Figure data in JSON
====

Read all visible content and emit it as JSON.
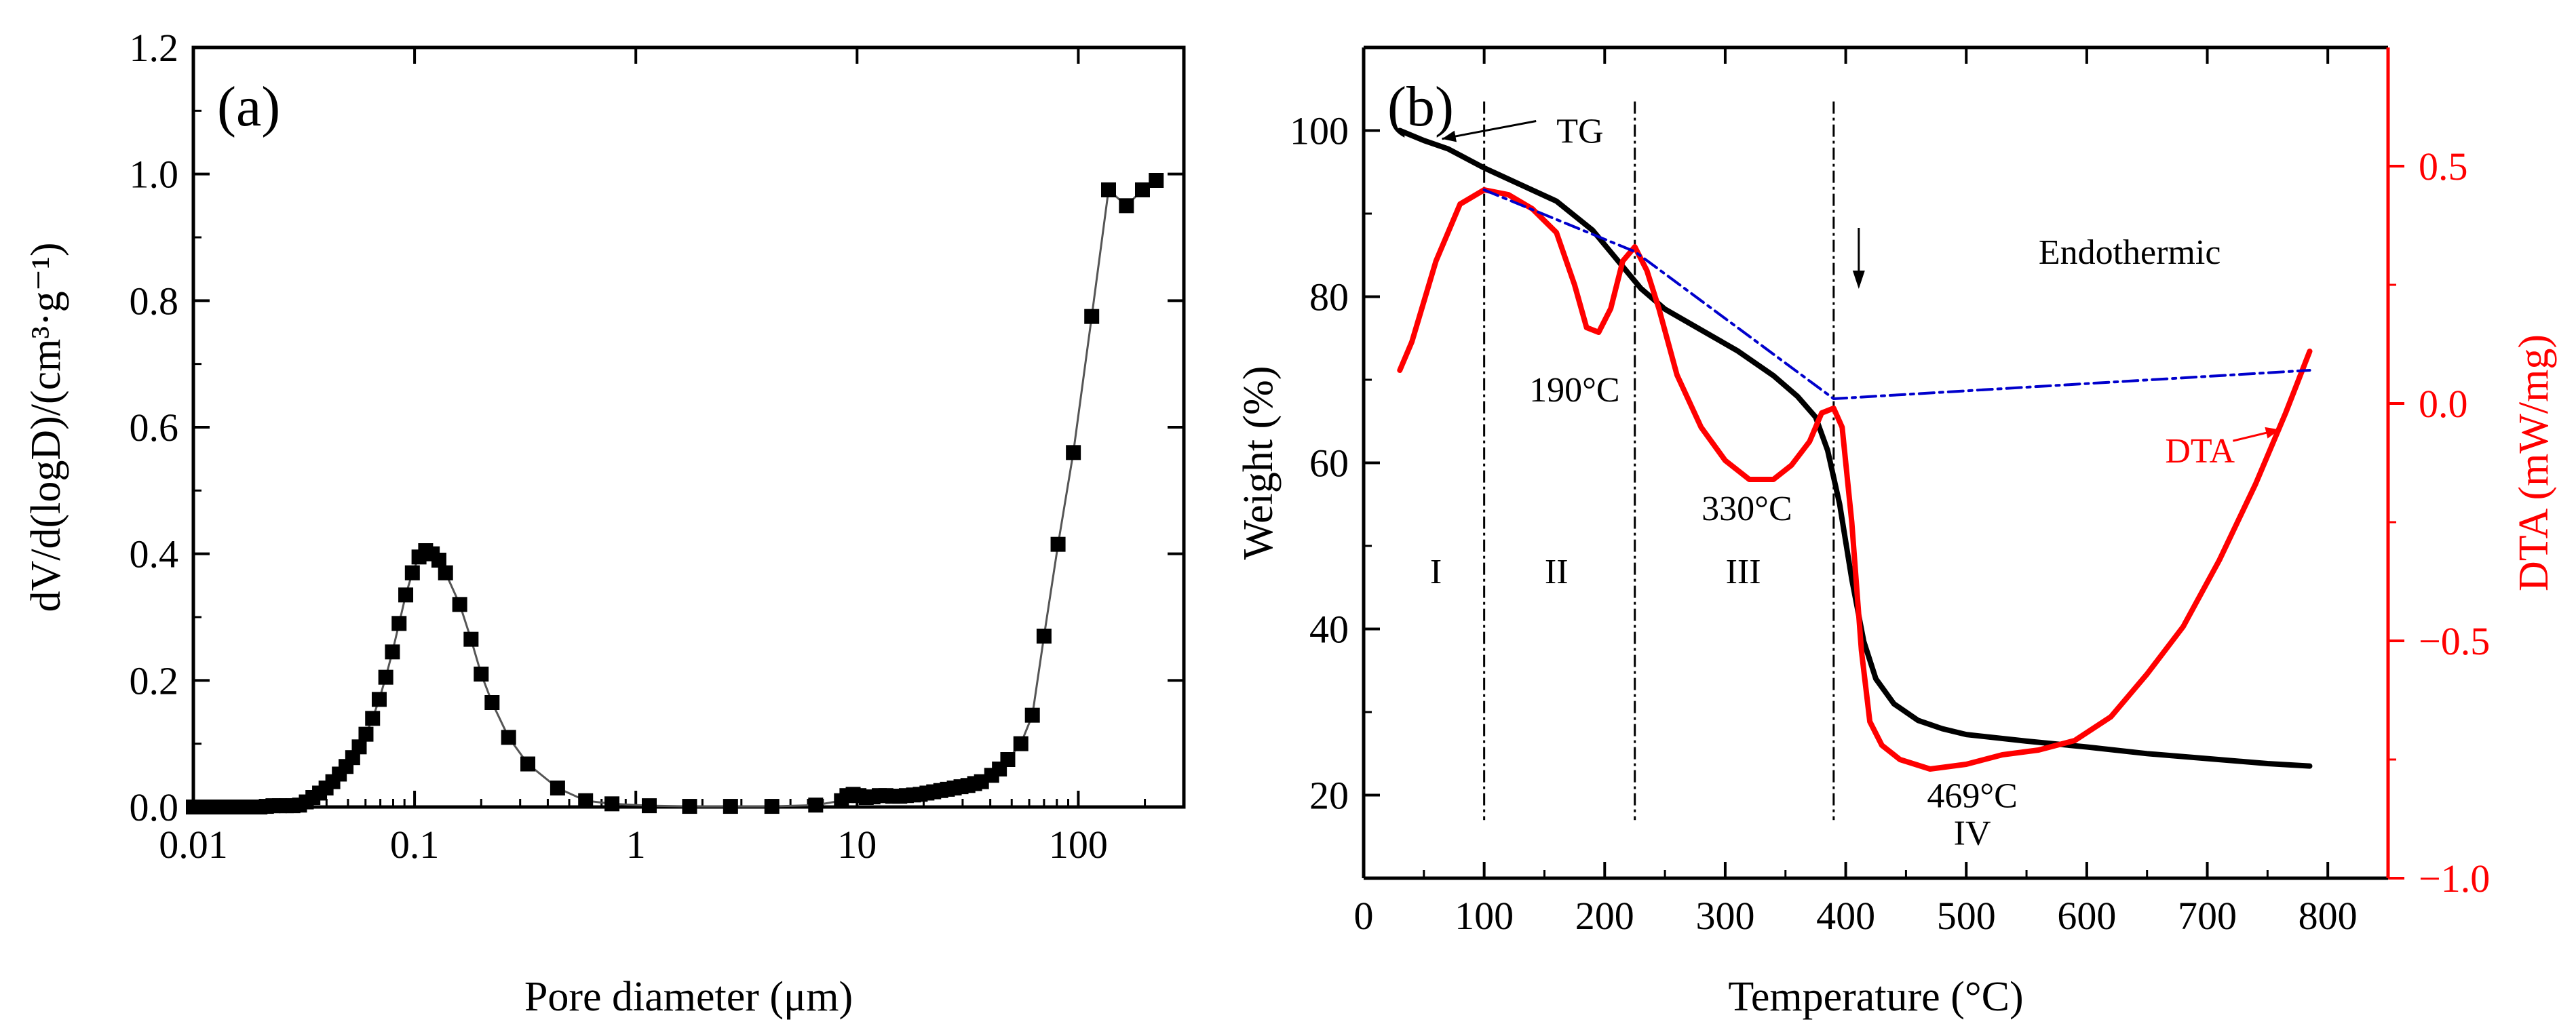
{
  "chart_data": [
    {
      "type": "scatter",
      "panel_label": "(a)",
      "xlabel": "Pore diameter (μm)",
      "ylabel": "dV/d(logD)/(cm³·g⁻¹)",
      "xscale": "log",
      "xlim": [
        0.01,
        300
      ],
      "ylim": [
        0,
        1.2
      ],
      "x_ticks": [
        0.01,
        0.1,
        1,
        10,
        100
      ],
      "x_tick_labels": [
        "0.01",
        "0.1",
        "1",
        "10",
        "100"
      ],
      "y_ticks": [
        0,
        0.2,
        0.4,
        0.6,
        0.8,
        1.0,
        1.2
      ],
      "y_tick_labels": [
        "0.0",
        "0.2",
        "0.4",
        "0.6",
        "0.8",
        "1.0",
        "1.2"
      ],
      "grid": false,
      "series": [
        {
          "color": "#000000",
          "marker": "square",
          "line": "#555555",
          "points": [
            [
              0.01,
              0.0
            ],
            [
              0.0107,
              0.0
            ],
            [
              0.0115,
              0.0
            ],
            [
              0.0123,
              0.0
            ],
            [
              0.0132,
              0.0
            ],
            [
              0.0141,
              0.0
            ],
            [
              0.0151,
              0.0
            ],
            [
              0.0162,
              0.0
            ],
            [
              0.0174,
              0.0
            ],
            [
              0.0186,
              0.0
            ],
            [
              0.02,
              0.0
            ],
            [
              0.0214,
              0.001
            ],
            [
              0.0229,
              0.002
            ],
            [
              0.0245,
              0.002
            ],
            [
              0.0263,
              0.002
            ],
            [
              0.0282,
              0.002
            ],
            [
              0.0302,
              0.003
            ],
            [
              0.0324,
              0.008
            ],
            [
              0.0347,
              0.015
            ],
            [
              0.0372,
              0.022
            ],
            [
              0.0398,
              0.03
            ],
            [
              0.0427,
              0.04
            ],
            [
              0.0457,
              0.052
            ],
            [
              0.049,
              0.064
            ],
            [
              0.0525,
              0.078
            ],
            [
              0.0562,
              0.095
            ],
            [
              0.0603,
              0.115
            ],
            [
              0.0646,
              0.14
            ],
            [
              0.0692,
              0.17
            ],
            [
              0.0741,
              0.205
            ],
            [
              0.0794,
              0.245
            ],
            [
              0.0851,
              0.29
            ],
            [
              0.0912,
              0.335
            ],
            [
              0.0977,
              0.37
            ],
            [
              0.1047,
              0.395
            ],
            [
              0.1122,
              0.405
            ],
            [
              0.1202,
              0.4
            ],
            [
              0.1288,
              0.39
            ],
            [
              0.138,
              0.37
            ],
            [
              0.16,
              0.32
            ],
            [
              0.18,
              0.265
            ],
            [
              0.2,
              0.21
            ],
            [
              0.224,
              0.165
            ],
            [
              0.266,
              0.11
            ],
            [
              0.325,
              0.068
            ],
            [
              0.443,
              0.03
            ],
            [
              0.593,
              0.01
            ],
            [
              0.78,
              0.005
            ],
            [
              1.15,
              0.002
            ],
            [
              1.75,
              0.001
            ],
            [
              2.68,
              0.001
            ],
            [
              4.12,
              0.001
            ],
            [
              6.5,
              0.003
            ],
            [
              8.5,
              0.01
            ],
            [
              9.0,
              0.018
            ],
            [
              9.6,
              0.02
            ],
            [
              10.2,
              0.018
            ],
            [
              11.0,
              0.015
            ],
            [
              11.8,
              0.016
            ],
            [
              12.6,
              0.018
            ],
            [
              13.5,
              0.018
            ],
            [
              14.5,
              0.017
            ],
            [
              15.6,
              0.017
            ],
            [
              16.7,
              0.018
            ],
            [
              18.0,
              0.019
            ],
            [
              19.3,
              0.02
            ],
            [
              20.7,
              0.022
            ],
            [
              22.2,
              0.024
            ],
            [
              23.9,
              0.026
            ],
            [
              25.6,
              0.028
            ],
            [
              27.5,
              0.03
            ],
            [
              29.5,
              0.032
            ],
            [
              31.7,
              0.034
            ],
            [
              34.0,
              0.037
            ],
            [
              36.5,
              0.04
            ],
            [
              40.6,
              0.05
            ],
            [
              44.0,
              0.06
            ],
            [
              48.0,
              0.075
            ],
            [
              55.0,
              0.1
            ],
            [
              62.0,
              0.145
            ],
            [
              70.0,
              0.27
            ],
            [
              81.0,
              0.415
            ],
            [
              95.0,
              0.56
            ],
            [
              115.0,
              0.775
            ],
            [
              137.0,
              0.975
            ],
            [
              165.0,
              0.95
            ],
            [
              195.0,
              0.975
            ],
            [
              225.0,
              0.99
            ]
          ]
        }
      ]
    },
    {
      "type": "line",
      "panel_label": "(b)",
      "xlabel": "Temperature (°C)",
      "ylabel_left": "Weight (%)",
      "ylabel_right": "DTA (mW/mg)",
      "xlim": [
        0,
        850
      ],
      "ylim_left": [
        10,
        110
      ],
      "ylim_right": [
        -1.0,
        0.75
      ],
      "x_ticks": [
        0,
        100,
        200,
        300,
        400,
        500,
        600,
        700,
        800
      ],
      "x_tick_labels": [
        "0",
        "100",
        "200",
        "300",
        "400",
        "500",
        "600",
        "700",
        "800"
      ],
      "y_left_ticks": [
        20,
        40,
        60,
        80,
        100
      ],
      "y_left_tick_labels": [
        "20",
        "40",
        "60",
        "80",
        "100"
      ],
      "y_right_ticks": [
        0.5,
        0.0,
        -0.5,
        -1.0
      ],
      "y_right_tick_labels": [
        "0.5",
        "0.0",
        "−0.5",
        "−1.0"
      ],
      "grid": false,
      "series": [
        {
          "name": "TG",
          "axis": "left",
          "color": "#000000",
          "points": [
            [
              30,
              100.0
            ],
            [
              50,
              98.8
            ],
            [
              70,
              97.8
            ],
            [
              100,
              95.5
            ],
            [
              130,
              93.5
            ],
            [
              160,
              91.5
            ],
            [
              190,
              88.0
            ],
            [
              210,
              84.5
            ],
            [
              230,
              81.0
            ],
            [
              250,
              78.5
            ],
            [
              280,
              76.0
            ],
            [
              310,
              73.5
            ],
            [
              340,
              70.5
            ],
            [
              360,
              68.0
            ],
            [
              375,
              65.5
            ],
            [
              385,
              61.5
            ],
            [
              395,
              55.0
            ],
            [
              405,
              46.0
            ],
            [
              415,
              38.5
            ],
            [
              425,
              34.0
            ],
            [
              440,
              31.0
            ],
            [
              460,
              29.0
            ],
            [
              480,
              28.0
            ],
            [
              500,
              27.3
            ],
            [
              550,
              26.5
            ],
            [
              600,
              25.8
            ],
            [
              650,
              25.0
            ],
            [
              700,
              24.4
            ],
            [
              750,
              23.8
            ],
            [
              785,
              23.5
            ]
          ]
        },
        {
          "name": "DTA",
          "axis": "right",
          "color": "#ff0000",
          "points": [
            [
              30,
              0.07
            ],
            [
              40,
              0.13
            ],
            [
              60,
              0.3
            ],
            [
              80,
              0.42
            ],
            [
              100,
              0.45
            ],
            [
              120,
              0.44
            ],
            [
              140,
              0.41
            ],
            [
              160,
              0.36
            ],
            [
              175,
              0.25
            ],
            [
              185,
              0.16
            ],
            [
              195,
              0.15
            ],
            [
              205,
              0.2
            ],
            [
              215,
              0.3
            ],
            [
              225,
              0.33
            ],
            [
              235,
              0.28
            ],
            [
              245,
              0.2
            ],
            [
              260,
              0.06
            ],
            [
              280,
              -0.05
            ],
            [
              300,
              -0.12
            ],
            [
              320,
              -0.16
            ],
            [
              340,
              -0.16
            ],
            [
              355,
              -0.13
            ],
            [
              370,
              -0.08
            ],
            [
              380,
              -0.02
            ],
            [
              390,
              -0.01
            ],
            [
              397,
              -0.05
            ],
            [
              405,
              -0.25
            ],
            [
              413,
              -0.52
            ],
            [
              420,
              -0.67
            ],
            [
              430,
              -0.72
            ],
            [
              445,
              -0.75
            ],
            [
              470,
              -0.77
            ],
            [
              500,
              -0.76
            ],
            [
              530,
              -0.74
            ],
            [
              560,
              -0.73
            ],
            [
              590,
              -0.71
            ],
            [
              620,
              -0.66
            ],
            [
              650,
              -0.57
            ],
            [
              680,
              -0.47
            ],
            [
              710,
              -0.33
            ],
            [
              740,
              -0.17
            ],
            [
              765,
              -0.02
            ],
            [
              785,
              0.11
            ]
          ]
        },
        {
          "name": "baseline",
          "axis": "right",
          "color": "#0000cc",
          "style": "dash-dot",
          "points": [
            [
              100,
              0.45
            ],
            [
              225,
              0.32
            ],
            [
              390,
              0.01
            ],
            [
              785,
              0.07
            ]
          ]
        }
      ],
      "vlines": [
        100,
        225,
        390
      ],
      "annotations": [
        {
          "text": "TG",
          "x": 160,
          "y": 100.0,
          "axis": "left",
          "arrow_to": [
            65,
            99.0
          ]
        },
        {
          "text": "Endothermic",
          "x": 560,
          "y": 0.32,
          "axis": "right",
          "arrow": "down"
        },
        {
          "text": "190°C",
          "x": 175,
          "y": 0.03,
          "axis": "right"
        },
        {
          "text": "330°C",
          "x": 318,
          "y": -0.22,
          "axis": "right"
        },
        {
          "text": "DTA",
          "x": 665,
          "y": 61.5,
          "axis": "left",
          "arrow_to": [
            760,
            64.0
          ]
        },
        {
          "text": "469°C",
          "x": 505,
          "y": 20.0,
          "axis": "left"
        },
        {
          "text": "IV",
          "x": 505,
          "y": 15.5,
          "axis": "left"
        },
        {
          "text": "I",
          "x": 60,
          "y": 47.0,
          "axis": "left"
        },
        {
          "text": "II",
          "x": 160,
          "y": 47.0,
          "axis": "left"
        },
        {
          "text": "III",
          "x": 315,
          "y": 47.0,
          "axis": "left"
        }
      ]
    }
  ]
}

====

(EXERCISE AIM):
Each line holding "color" must be found and copied.

(FULL ANSWER):
          "color": "#000000",
          "color": "#000000",
          "color": "#ff0000",
          "color": "#0000cc",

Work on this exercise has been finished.